____ DATA LINES

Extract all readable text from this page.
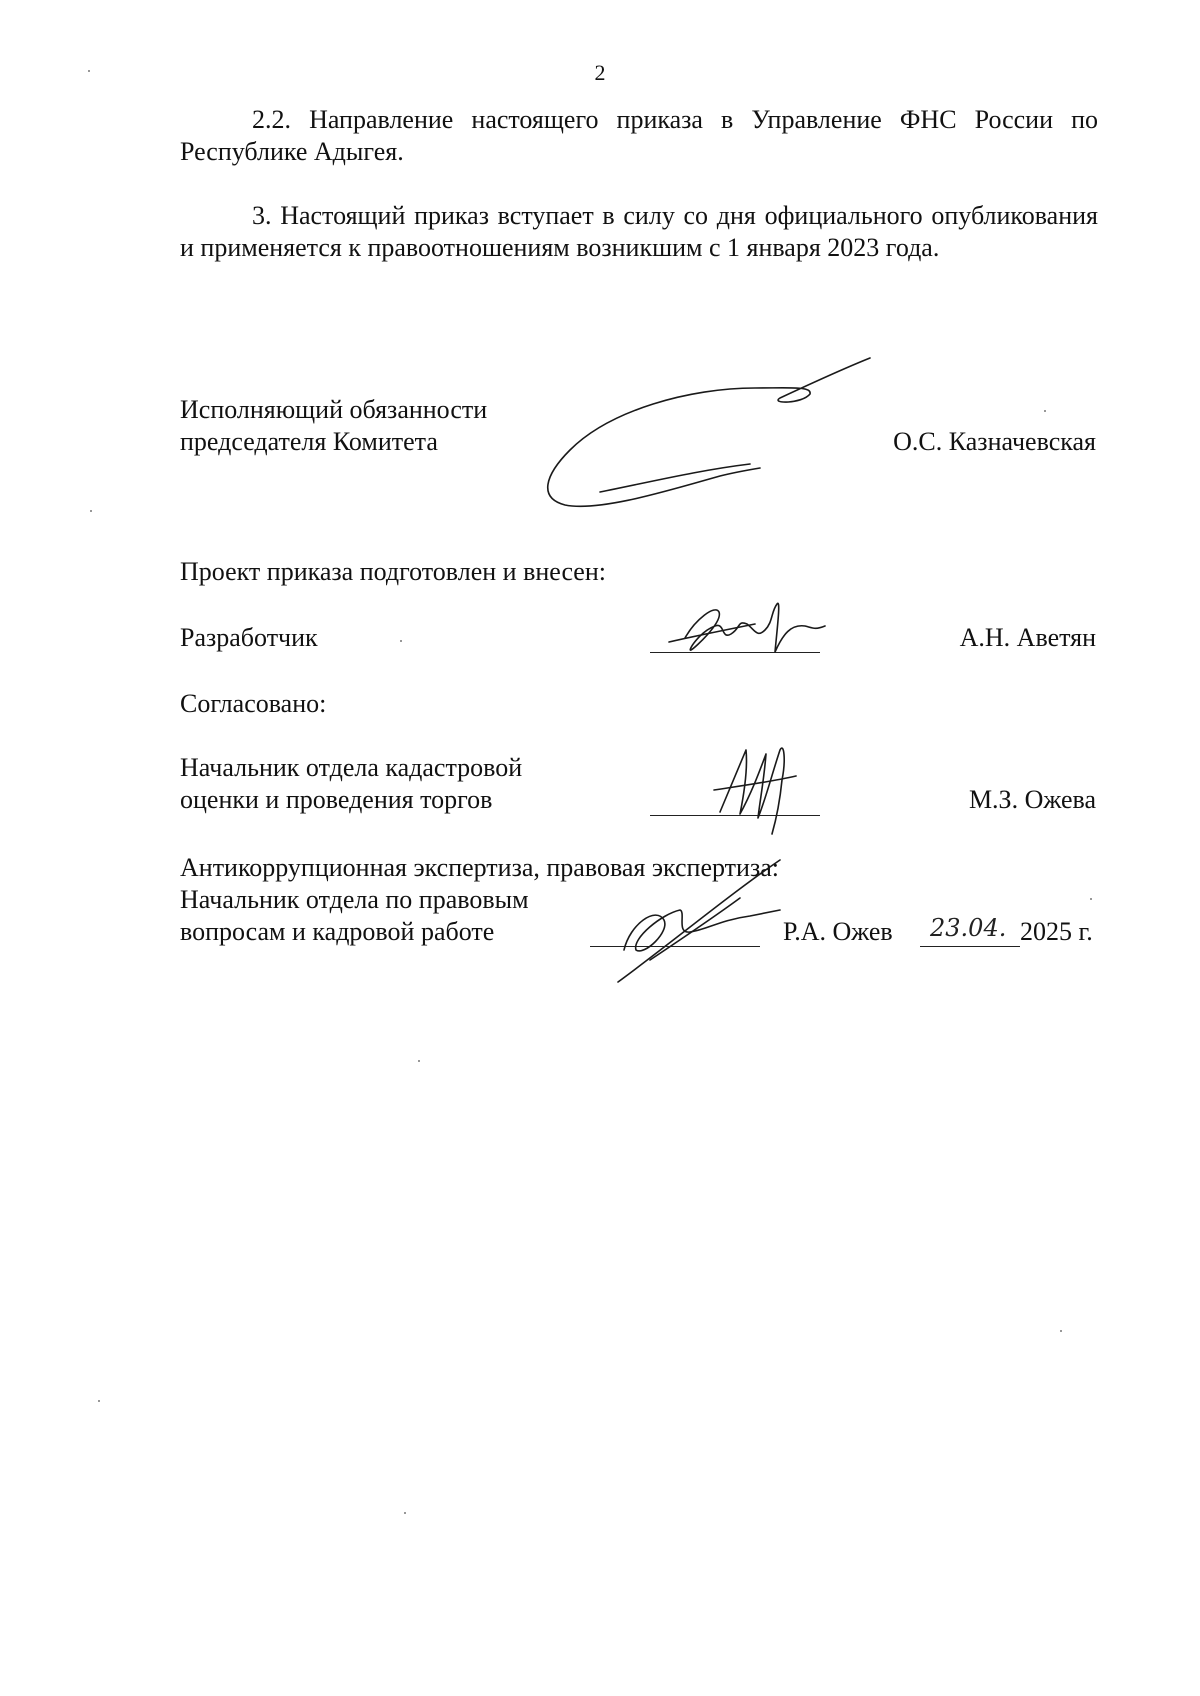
2
2.2. Направление настоящего приказа в Управление ФНС России по Республике Адыгея.
3. Настоящий приказ вступает в силу со дня официального опубликования и применяется к правоотношениям возникшим с 1 января 2023 года.
Исполняющий обязанности
председателя Комитета	О.С. Казначевская
Проект приказа подготовлен и внесен:
Разработчик	А.Н. Аветян
Согласовано:
Начальник отдела кадастровой
оценки и проведения торгов	М.З. Ожева
Антикоррупционная экспертиза, правовая экспертиза:
Начальник отдела по правовым
вопросам и кадровой работе	Р.А. Ожев 23.04. 2025 г.
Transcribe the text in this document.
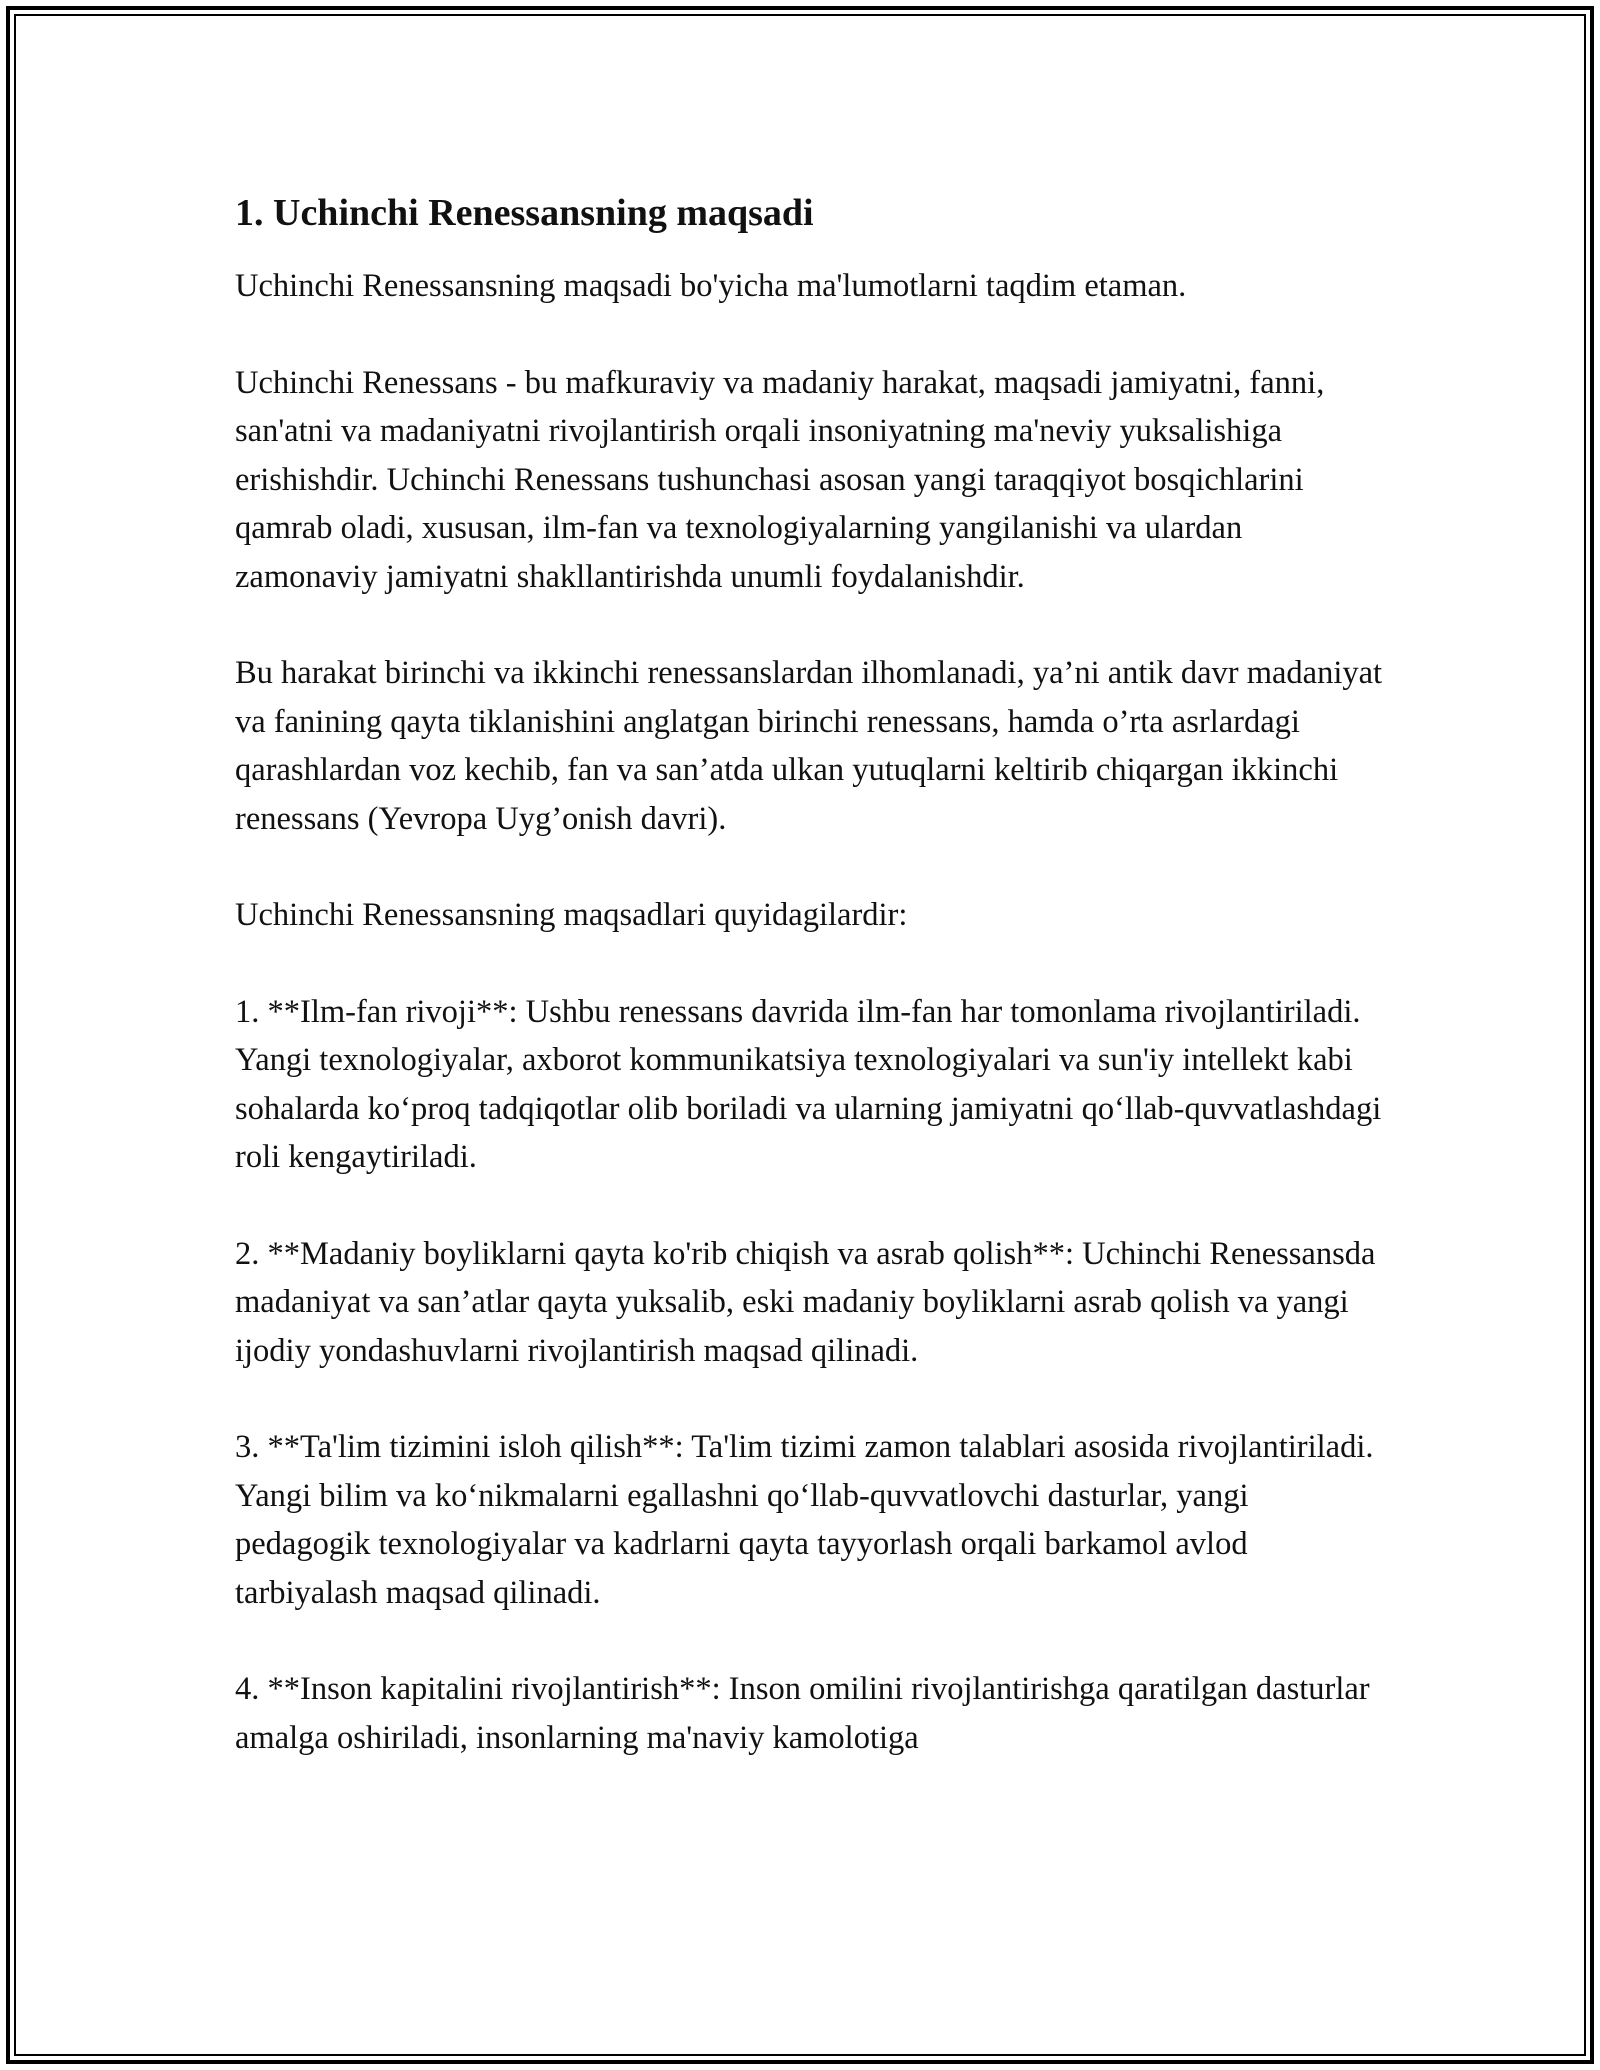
1. Uchinchi Renessansning maqsadi

Uchinchi Renessansning maqsadi bo'yicha ma'lumotlarni taqdim etaman.

Uchinchi Renessans - bu mafkuraviy va madaniy harakat, maqsadi jamiyatni, fanni, san'atni va madaniyatni rivojlantirish orqali insoniyatning ma'neviy yuksalishiga erishishdir. Uchinchi Renessans tushunchasi asosan yangi taraqqiyot bosqichlarini qamrab oladi, xususan, ilm-fan va texnologiyalarning yangilanishi va ulardan zamonaviy jamiyatni shakllantirishda unumli foydalanishdir.

Bu harakat birinchi va ikkinchi renessanslardan ilhomlanadi, ya’ni antik davr madaniyat va fanining qayta tiklanishini anglatgan birinchi renessans, hamda o’rta asrlardagi qarashlardan voz kechib, fan va san’atda ulkan yutuqlarni keltirib chiqargan ikkinchi renessans (Yevropa Uyg’onish davri).

Uchinchi Renessansning maqsadlari quyidagilardir:

1. **Ilm-fan rivoji**: Ushbu renessans davrida ilm-fan har tomonlama rivojlantiriladi. Yangi texnologiyalar, axborot kommunikatsiya texnologiyalari va sun'iy intellekt kabi sohalarda ko‘proq tadqiqotlar olib boriladi va ularning jamiyatni qo‘llab-quvvatlashdagi roli kengaytiriladi.

2. **Madaniy boyliklarni qayta ko'rib chiqish va asrab qolish**: Uchinchi Renessansda madaniyat va san’atlar qayta yuksalib, eski madaniy boyliklarni asrab qolish va yangi ijodiy yondashuvlarni rivojlantirish maqsad qilinadi.

3. **Ta'lim tizimini isloh qilish**: Ta'lim tizimi zamon talablari asosida rivojlantiriladi. Yangi bilim va ko‘nikmalarni egallashni qo‘llab-quvvatlovchi dasturlar, yangi pedagogik texnologiyalar va kadrlarni qayta tayyorlash orqali barkamol avlod tarbiyalash maqsad qilinadi.

4. **Inson kapitalini rivojlantirish**: Inson omilini rivojlantirishga qaratilgan dasturlar amalga oshiriladi, insonlarning ma'naviy kamolotiga
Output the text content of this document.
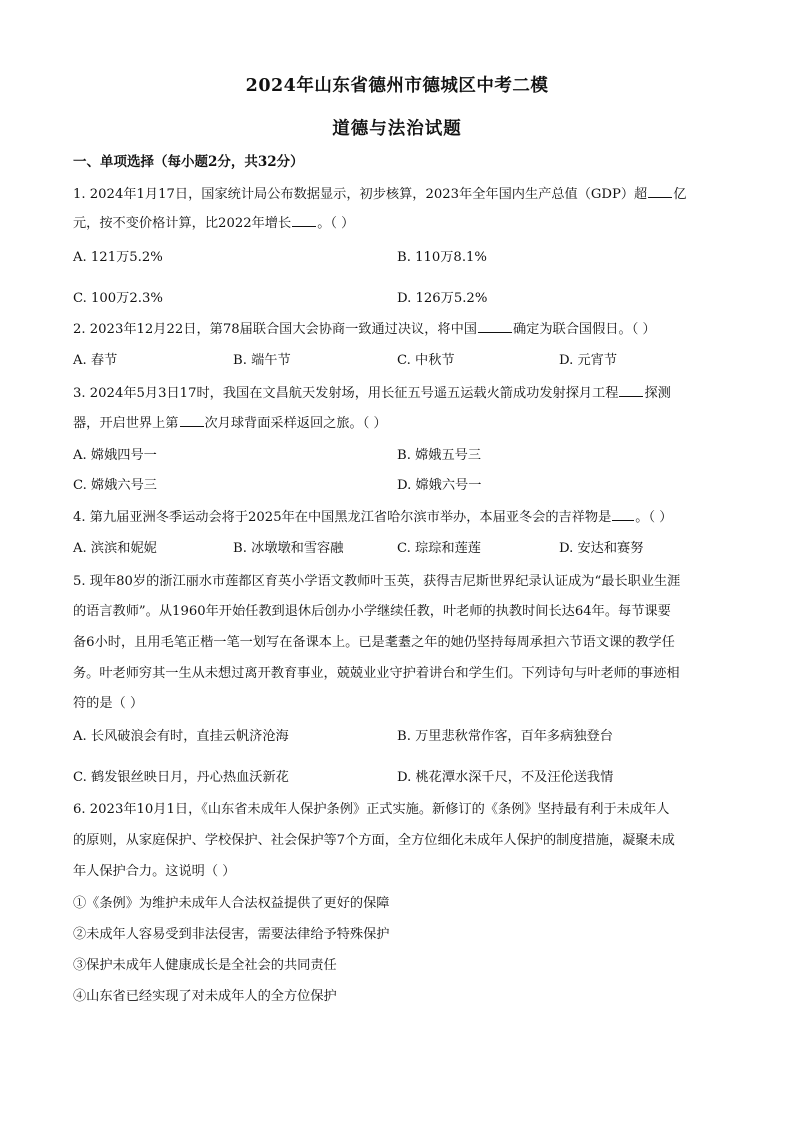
2024年山东省德州市德城区中考二模
道德与法治试题
一、单项选择（每小题2分，共32分）
1. 2024年1月17日，国家统计局公布数据显示，初步核算，2023年全年国内生产总值（GDP）超 亿
元，按不变价格计算，比2022年增长 。（ ）
A. 121万5.2%	B. 110万8.1%
C. 100万2.3%	D. 126万5.2%
2. 2023年12月22日，第78届联合国大会协商一致通过决议，将中国	确定为联合国假日。（ ）
A. 春节	B. 端午节	C. 中秋节	D. 元宵节
3. 2024年5月3日17时，我国在文昌航天发射场，用长征五号遥五运载火箭成功发射探月工程 探测
器，开启世界上第 次月球背面采样返回之旅。（ ）
A. 嫦娥四号一	B. 嫦娥五号三
C. 嫦娥六号三	D. 嫦娥六号一
4. 第九届亚洲冬季运动会将于2025年在中国黑龙江省哈尔滨市举办，本届亚冬会的吉祥物是 。（ ）
A. 滨滨和妮妮	B. 冰墩墩和雪容融	C. 琮琮和莲莲	D. 安达和赛努
5. 现年80岁的浙江丽水市莲都区育英小学语文教师叶玉英，获得吉尼斯世界纪录认证成为“最长职业生涯
的语言教师”。从1960年开始任教到退休后创办小学继续任教，叶老师的执教时间长达64年。每节课要
备6小时，且用毛笔正楷一笔一划写在备课本上。已是耄耋之年的她仍坚持每周承担六节语文课的教学任
务。叶老师穷其一生从未想过离开教育事业，兢兢业业守护着讲台和学生们。下列诗句与叶老师的事迹相
符的是（ ）
A. 长风破浪会有时，直挂云帆济沧海	B. 万里悲秋常作客，百年多病独登台
C. 鹤发银丝映日月，丹心热血沃新花	D. 桃花潭水深千尺，不及汪伦送我情
6. 2023年10月1日，《山东省未成年人保护条例》正式实施。新修订的《条例》坚持最有利于未成年人
的原则，从家庭保护、学校保护、社会保护等7个方面，全方位细化未成年人保护的制度措施，凝聚未成
年人保护合力。这说明（ ）
①《条例》为维护未成年人合法权益提供了更好的保障
②未成年人容易受到非法侵害，需要法律给予特殊保护
③保护未成年人健康成长是全社会的共同责任
④山东省已经实现了对未成年人的全方位保护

________

Leave out every picture, and repeat word for word only the lines from the one holding "Output the text content of this document." through the end of the entries above, both ends included.

> [REPLY TO THE EXERCISE]:
Output the text content of this document.
2024年山东省德州市德城区中考二模
道德与法治试题
一、单项选择（每小题2分，共32分）
1. 2024年1月17日，国家统计局公布数据显示，初步核算，2023年全年国内生产总值（GDP）超 亿
元，按不变价格计算，比2022年增长 。（ ）
A. 121万5.2%	B. 110万8.1%
C. 100万2.3%	D. 126万5.2%
2. 2023年12月22日，第78届联合国大会协商一致通过决议，将中国	确定为联合国假日。（ ）
A. 春节	B. 端午节	C. 中秋节	D. 元宵节
3. 2024年5月3日17时，我国在文昌航天发射场，用长征五号遥五运载火箭成功发射探月工程 探测
器，开启世界上第 次月球背面采样返回之旅。（ ）
A. 嫦娥四号一	B. 嫦娥五号三
C. 嫦娥六号三	D. 嫦娥六号一
4. 第九届亚洲冬季运动会将于2025年在中国黑龙江省哈尔滨市举办，本届亚冬会的吉祥物是 。（ ）
A. 滨滨和妮妮	B. 冰墩墩和雪容融	C. 琮琮和莲莲	D. 安达和赛努
5. 现年80岁的浙江丽水市莲都区育英小学语文教师叶玉英，获得吉尼斯世界纪录认证成为“最长职业生涯
的语言教师”。从1960年开始任教到退休后创办小学继续任教，叶老师的执教时间长达64年。每节课要
备6小时，且用毛笔正楷一笔一划写在备课本上。已是耄耋之年的她仍坚持每周承担六节语文课的教学任
务。叶老师穷其一生从未想过离开教育事业，兢兢业业守护着讲台和学生们。下列诗句与叶老师的事迹相
符的是（ ）
A. 长风破浪会有时，直挂云帆济沧海	B. 万里悲秋常作客，百年多病独登台
C. 鹤发银丝映日月，丹心热血沃新花	D. 桃花潭水深千尺，不及汪伦送我情
6. 2023年10月1日，《山东省未成年人保护条例》正式实施。新修订的《条例》坚持最有利于未成年人
的原则，从家庭保护、学校保护、社会保护等7个方面，全方位细化未成年人保护的制度措施，凝聚未成
年人保护合力。这说明（ ）
①《条例》为维护未成年人合法权益提供了更好的保障
②未成年人容易受到非法侵害，需要法律给予特殊保护
③保护未成年人健康成长是全社会的共同责任
④山东省已经实现了对未成年人的全方位保护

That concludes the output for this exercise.